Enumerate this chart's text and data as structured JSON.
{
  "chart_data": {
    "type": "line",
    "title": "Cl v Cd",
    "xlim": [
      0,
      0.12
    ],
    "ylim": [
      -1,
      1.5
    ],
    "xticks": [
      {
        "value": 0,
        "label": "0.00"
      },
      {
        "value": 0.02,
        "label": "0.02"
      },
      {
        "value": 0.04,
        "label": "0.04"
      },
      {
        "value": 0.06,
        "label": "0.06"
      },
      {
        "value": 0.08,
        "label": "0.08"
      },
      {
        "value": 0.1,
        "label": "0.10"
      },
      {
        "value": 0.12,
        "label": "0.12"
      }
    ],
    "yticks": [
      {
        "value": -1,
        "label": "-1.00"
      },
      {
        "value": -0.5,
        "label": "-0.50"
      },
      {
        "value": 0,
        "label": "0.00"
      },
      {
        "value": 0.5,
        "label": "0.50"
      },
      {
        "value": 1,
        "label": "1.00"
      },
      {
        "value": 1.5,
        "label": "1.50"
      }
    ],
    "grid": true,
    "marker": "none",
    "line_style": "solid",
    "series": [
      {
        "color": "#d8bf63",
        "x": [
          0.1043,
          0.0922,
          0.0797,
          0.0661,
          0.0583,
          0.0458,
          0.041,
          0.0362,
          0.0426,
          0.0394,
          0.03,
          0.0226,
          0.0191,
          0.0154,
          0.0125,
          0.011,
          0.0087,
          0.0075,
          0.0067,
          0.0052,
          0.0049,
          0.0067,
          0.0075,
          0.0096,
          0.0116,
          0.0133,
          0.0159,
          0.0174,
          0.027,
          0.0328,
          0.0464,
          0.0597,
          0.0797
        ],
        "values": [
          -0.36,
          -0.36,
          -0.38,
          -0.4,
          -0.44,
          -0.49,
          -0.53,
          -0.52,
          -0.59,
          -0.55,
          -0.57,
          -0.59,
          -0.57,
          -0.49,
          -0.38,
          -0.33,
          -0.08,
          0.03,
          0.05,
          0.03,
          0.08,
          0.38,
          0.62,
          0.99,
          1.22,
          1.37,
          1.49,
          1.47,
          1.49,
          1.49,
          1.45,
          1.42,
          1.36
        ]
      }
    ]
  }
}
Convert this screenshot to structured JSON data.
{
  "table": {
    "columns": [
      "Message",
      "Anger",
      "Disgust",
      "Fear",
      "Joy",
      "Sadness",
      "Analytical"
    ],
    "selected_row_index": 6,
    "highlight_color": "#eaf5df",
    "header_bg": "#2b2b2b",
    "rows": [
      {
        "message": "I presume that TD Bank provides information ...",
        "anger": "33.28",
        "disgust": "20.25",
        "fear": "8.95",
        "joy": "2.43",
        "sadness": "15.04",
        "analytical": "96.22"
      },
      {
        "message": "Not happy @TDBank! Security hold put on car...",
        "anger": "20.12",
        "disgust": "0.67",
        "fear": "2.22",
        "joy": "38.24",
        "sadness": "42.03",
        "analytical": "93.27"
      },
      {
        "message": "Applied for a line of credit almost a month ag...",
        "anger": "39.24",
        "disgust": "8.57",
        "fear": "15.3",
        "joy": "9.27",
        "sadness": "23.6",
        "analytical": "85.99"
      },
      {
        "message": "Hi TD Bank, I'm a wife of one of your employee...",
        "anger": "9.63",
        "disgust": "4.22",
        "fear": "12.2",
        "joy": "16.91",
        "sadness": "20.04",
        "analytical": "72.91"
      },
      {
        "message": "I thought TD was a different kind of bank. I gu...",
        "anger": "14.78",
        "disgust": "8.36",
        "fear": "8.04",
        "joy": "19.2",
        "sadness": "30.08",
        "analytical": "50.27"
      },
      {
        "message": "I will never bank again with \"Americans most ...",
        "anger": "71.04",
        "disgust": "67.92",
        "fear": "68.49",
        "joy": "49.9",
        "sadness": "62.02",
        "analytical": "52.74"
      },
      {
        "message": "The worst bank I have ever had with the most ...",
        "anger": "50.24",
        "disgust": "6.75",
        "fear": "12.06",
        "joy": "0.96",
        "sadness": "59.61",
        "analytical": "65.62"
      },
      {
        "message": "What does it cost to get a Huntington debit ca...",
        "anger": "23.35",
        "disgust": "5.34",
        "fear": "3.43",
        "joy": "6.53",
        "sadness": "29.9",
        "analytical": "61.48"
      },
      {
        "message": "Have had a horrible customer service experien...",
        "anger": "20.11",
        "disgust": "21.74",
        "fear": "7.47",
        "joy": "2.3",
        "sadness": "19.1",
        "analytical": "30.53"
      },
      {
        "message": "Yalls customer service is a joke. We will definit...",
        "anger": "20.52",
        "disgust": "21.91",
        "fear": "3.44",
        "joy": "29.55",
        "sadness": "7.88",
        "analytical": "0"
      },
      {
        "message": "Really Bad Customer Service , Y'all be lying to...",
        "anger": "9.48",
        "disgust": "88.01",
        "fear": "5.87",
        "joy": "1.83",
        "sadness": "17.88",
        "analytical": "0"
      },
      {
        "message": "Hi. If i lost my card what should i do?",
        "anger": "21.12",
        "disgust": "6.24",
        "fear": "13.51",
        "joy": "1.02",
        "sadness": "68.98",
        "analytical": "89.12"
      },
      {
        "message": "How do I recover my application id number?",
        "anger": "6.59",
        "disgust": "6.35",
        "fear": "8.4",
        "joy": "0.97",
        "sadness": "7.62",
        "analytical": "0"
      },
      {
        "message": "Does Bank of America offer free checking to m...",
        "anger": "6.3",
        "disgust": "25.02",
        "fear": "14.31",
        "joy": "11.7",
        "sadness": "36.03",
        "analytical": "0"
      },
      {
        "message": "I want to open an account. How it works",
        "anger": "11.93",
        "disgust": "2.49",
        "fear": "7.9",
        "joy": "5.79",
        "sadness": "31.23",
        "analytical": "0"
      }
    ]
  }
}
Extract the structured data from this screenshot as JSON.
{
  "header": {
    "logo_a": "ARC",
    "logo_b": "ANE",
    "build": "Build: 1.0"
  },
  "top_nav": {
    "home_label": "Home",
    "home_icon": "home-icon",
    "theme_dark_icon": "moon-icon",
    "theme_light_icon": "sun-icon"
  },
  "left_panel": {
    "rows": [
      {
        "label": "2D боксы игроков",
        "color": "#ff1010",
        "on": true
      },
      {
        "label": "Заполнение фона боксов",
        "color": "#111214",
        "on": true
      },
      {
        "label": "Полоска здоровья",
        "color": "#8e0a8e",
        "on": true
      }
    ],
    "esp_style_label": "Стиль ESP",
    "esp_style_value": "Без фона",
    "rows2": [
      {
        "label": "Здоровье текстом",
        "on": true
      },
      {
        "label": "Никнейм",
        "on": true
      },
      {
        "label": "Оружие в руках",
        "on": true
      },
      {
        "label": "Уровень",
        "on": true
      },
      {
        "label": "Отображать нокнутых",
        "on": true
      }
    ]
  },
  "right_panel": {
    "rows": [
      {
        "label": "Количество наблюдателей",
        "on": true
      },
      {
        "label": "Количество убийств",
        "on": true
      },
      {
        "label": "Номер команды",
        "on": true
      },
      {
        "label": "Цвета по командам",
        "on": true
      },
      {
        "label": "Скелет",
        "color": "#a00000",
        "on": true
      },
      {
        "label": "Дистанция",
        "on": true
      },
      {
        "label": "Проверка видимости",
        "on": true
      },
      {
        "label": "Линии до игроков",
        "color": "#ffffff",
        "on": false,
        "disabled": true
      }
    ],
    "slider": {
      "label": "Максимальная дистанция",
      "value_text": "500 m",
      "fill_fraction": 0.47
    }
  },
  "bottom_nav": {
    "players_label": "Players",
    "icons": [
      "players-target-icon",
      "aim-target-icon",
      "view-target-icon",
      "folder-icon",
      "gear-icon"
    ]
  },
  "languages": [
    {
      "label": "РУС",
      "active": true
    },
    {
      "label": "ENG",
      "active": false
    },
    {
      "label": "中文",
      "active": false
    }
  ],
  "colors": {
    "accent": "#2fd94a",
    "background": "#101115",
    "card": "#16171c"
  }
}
# # # # # # #
• [The problem]: Using the records above, pull out each line where the word "card" occurs.

• [Solution for this task]:
        "message": "Hi. If i lost my card what should i do?",
    "card": "#16171c"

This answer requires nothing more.